- [Exercise prompt] Copy out all lines that hold "this".
**** Stored records
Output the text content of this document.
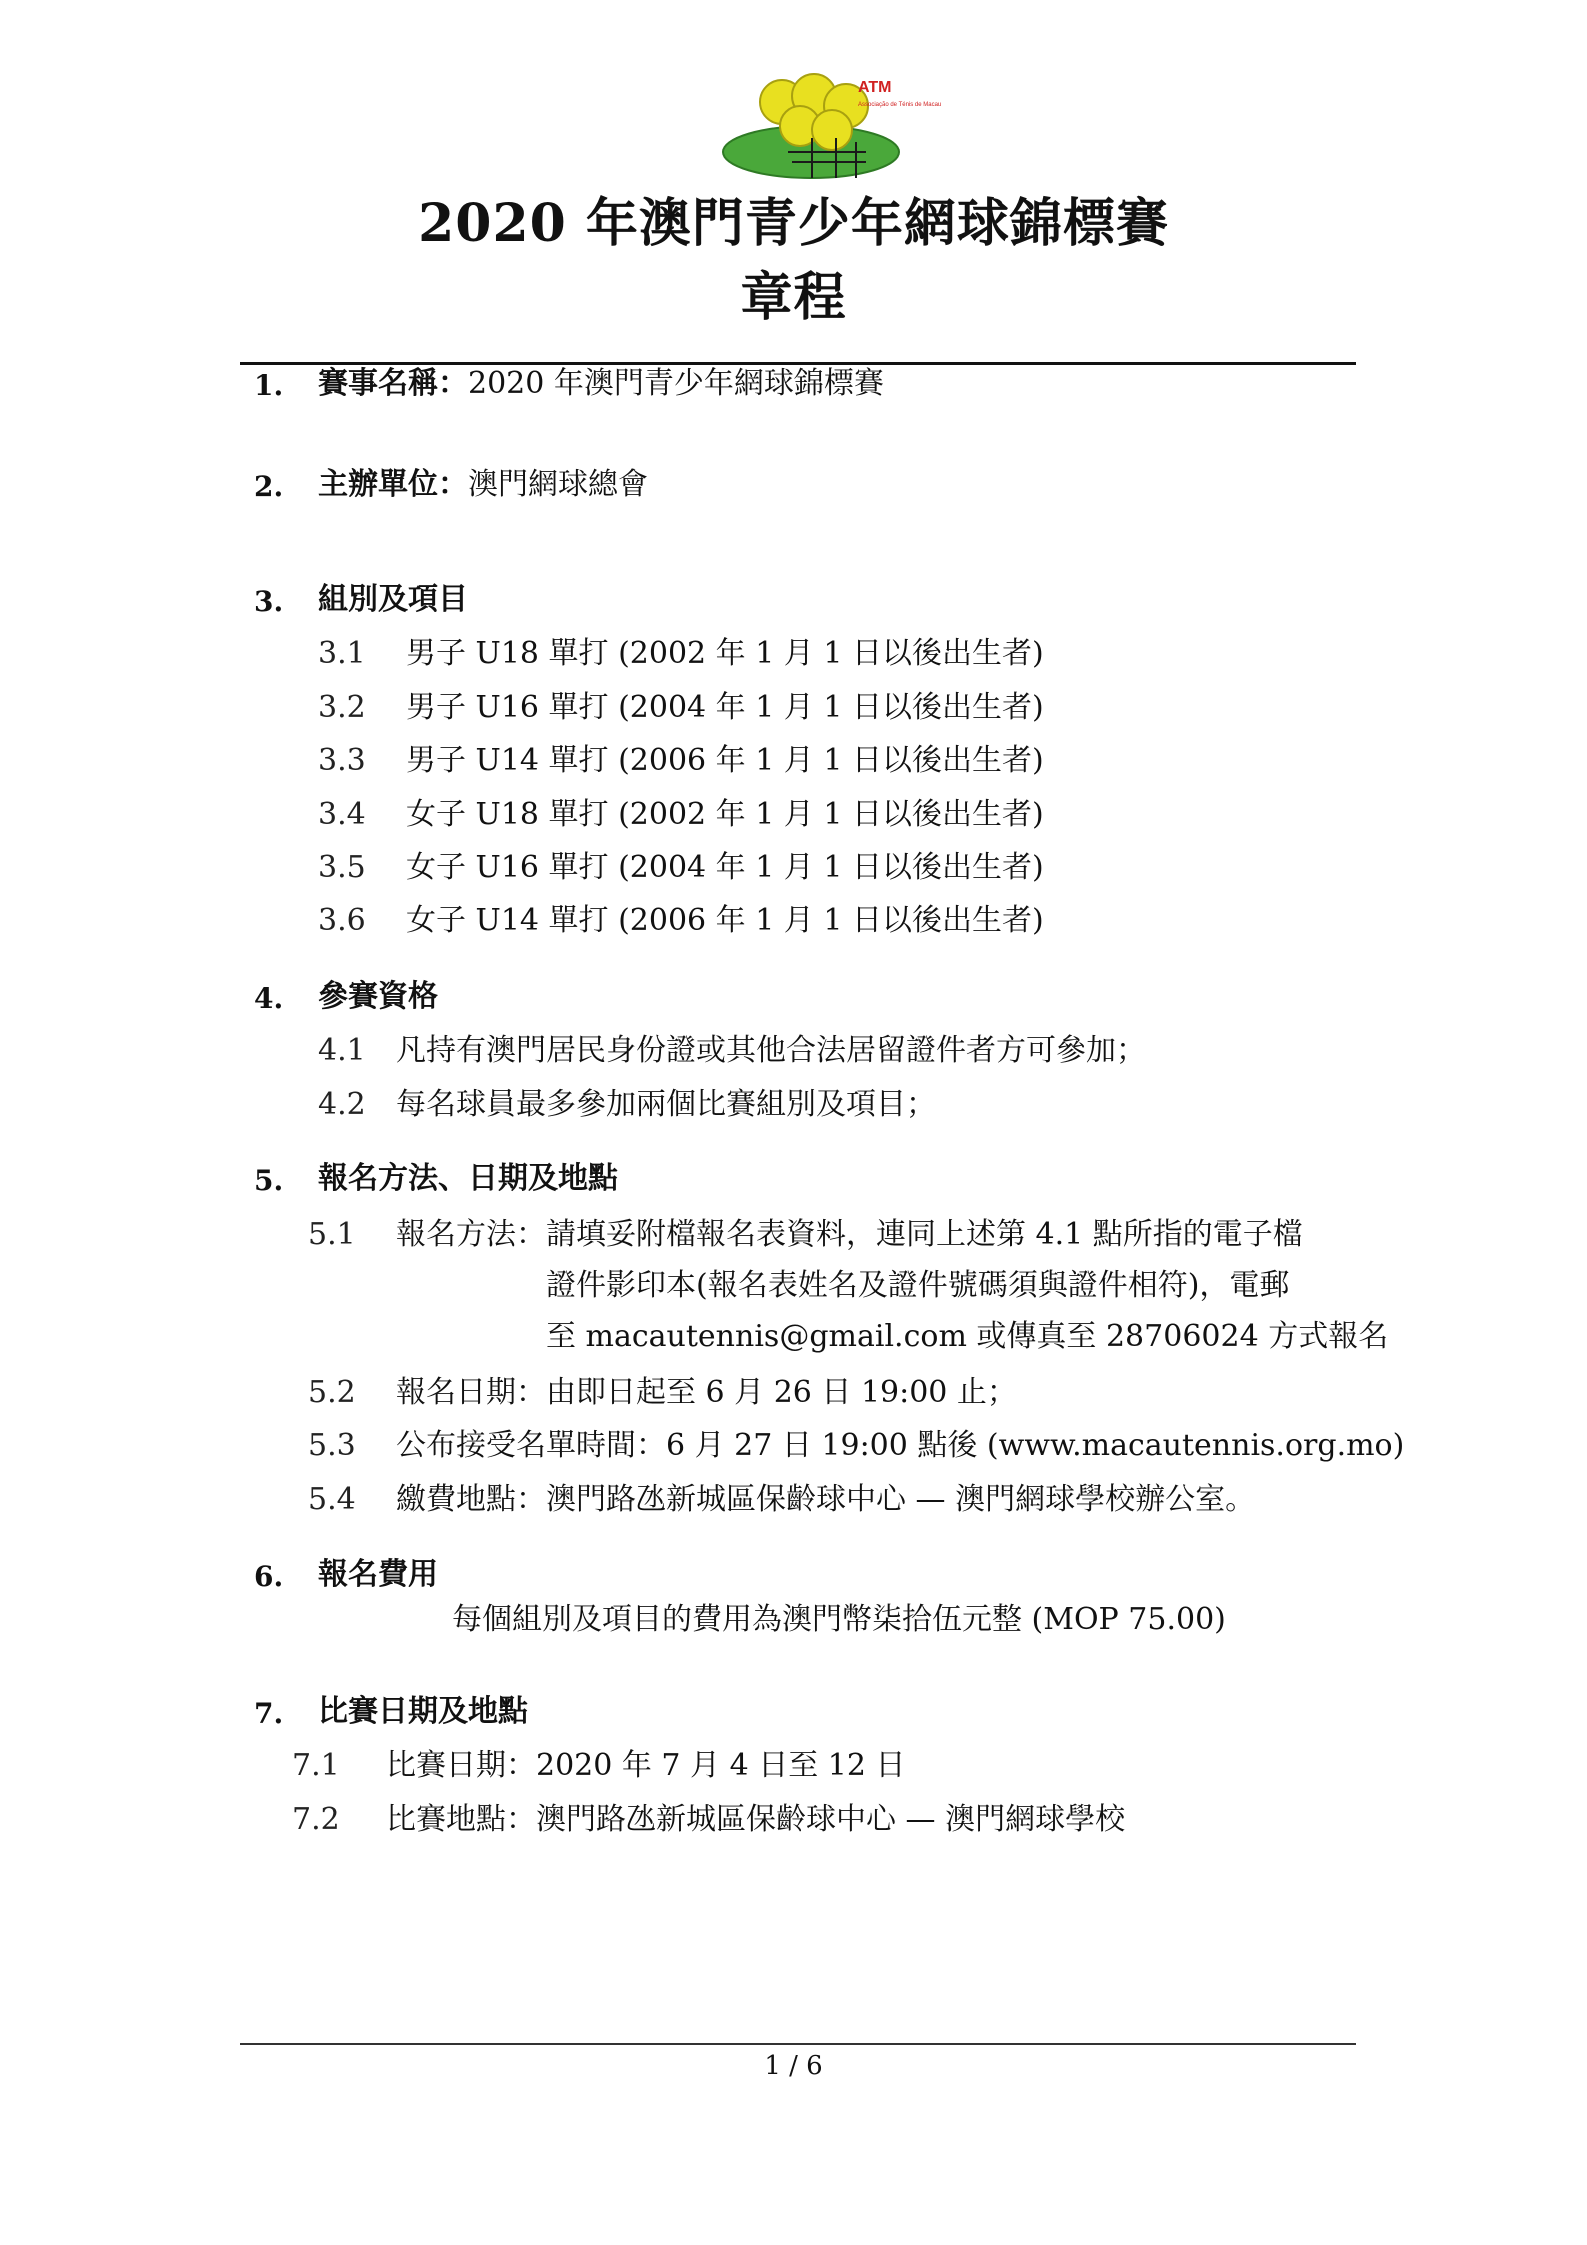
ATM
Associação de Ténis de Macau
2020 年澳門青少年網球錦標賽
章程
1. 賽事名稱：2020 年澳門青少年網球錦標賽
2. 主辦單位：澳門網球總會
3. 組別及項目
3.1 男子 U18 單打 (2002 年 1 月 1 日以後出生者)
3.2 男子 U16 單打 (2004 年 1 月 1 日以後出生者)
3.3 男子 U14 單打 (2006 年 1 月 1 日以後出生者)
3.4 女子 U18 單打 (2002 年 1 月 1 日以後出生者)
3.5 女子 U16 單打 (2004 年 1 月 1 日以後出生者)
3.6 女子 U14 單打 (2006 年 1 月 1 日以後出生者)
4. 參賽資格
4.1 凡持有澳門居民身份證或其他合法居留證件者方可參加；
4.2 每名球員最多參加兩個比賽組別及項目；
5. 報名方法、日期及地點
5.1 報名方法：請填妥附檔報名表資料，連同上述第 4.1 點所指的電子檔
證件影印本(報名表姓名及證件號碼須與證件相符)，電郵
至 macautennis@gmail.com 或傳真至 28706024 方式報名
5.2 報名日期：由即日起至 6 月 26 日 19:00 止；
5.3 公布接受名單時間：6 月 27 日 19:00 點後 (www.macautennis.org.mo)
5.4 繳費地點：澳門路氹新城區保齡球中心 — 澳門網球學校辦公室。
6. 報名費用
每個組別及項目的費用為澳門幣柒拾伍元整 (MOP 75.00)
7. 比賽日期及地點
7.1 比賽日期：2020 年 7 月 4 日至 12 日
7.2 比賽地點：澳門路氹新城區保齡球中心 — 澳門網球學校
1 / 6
********
**** Stored records
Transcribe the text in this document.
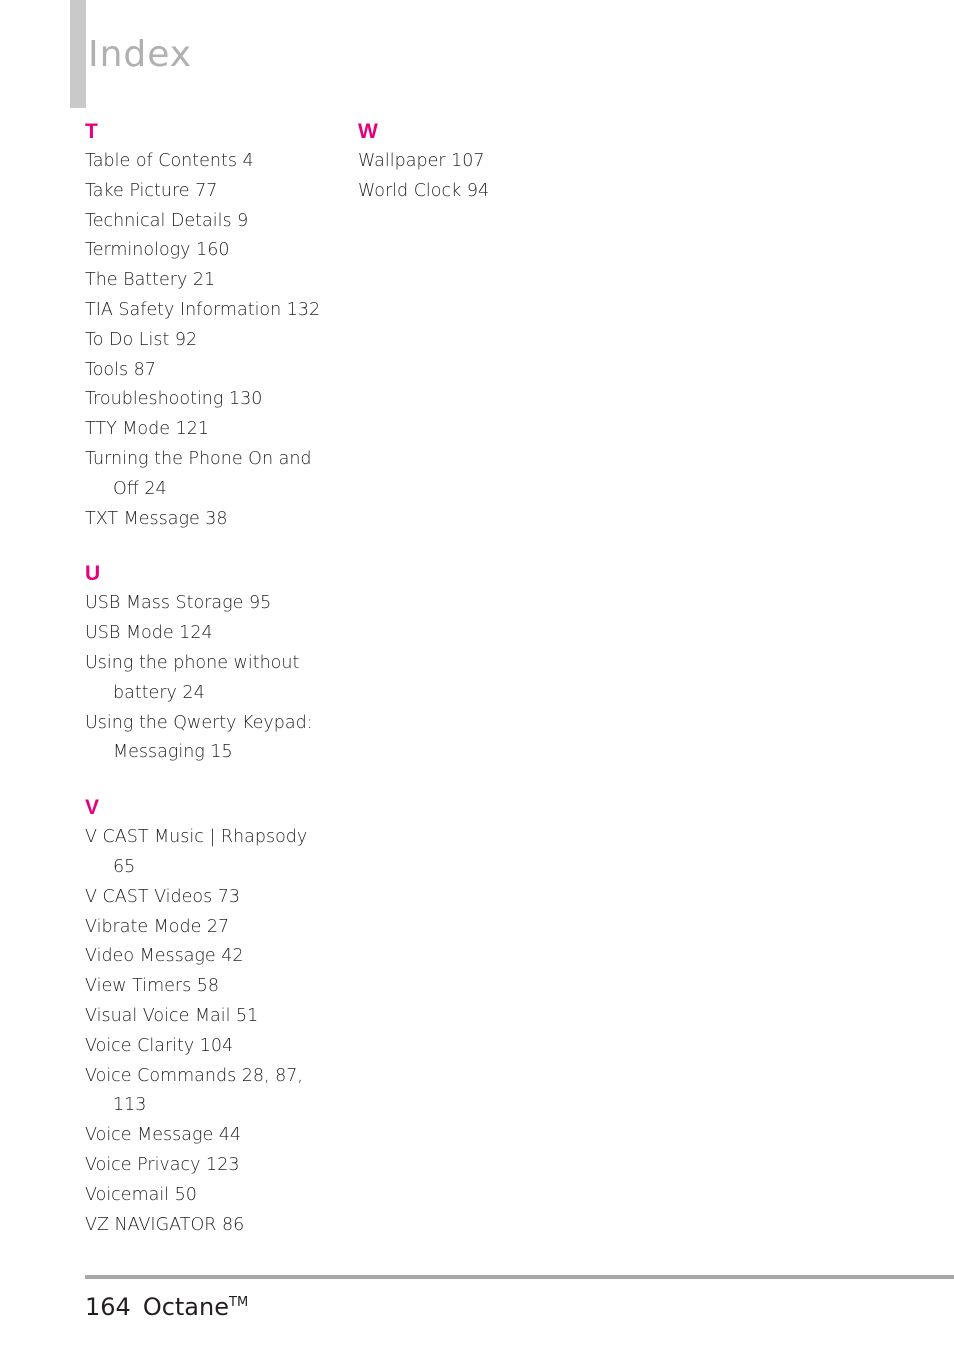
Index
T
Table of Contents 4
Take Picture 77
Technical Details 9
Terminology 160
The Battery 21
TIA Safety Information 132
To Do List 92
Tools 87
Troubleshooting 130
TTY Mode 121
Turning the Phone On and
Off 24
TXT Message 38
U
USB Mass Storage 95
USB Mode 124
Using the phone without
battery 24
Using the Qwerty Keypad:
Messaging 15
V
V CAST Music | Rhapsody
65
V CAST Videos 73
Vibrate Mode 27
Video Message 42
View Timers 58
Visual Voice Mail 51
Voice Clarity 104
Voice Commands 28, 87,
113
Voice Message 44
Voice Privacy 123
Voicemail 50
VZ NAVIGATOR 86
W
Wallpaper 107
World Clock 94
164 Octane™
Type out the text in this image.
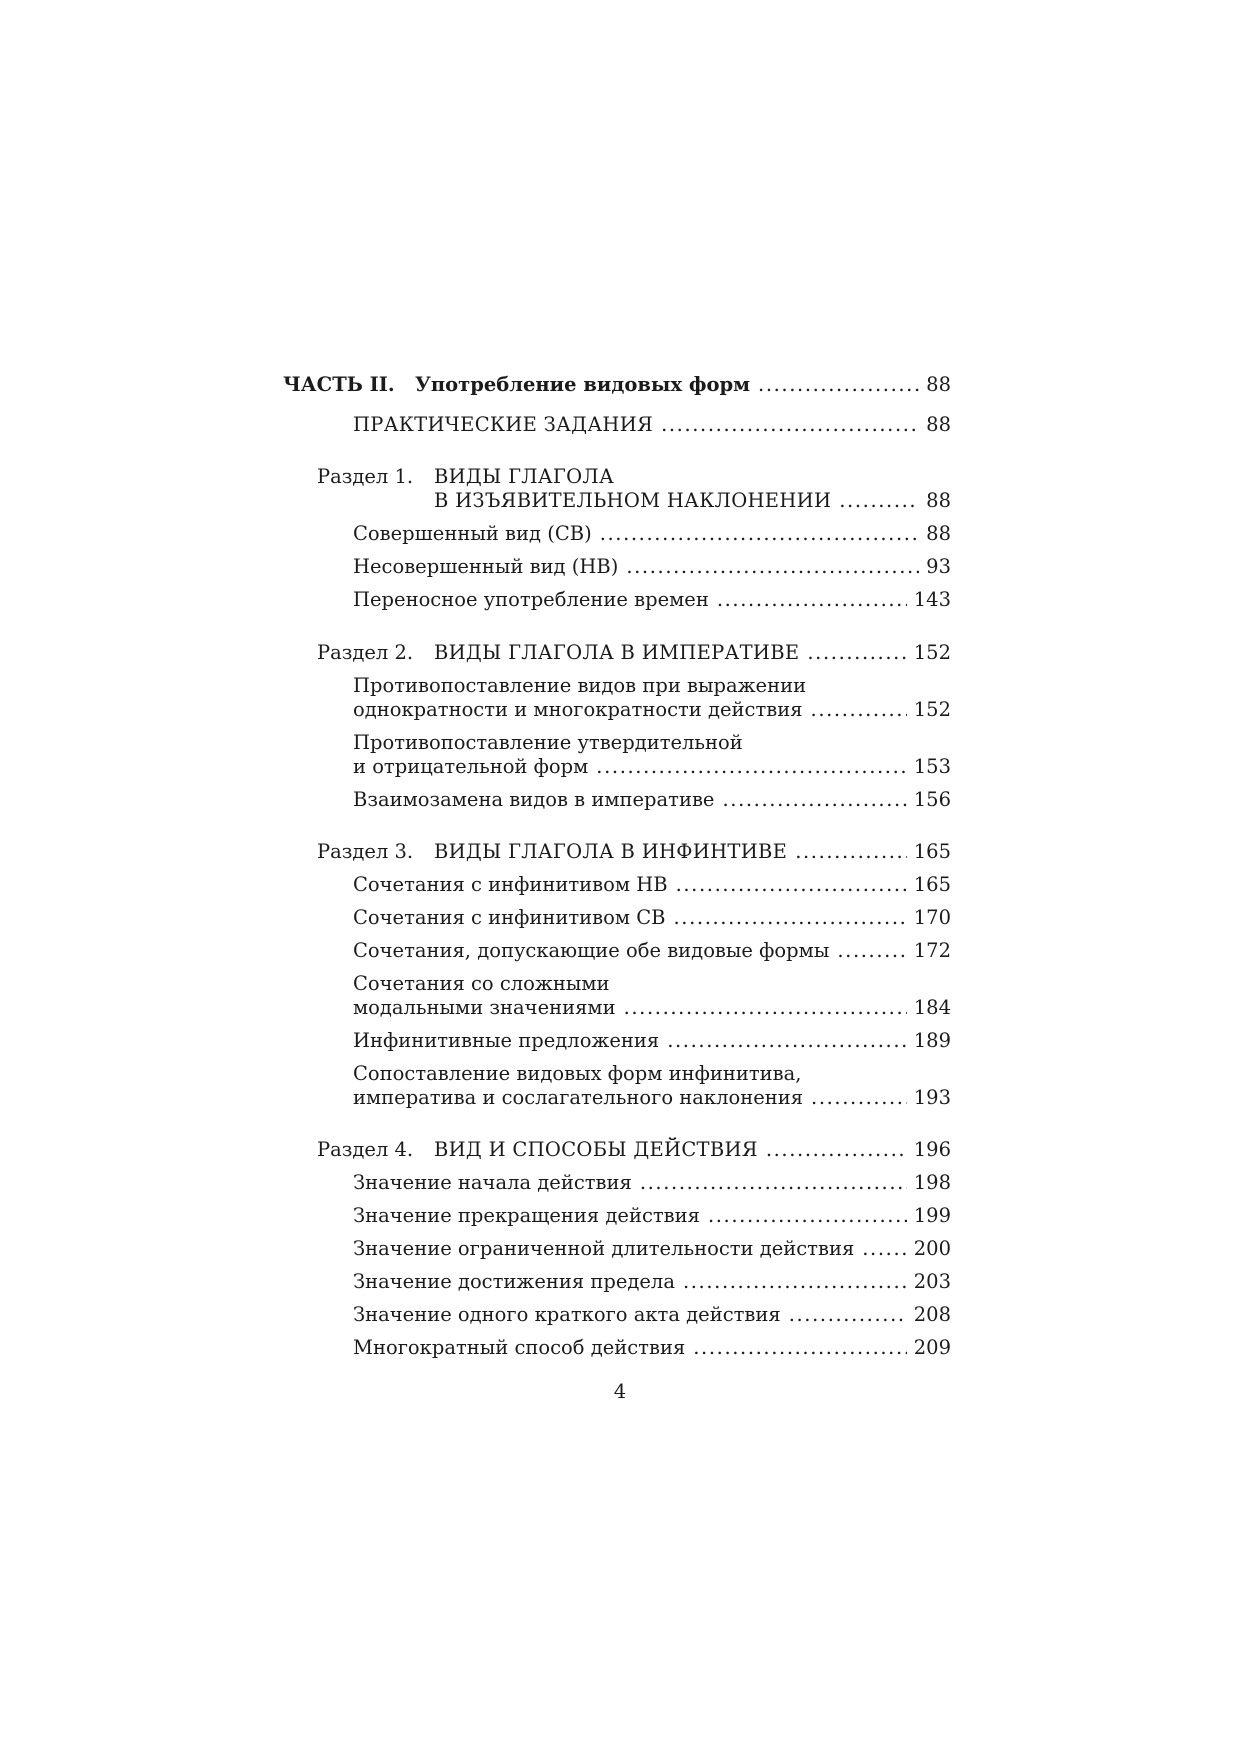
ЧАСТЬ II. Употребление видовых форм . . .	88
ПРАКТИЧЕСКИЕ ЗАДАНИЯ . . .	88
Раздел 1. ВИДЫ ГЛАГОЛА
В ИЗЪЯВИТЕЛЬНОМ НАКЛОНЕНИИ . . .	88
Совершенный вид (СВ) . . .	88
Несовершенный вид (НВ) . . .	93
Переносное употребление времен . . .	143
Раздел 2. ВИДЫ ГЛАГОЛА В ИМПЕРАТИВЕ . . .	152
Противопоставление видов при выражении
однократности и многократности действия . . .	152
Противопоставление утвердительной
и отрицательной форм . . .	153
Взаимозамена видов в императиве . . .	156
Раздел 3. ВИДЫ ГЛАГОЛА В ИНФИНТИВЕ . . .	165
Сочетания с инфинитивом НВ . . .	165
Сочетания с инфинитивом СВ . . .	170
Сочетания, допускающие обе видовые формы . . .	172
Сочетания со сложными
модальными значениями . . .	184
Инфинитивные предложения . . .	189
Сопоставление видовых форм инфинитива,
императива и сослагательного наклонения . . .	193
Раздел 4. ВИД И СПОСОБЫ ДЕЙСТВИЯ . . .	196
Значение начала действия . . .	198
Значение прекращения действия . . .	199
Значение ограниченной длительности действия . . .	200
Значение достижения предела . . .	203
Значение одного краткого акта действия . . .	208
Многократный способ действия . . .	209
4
********
- [Final answer]
Output the text content of this document.
Transcribe the text in this document.
Type out the text in this image.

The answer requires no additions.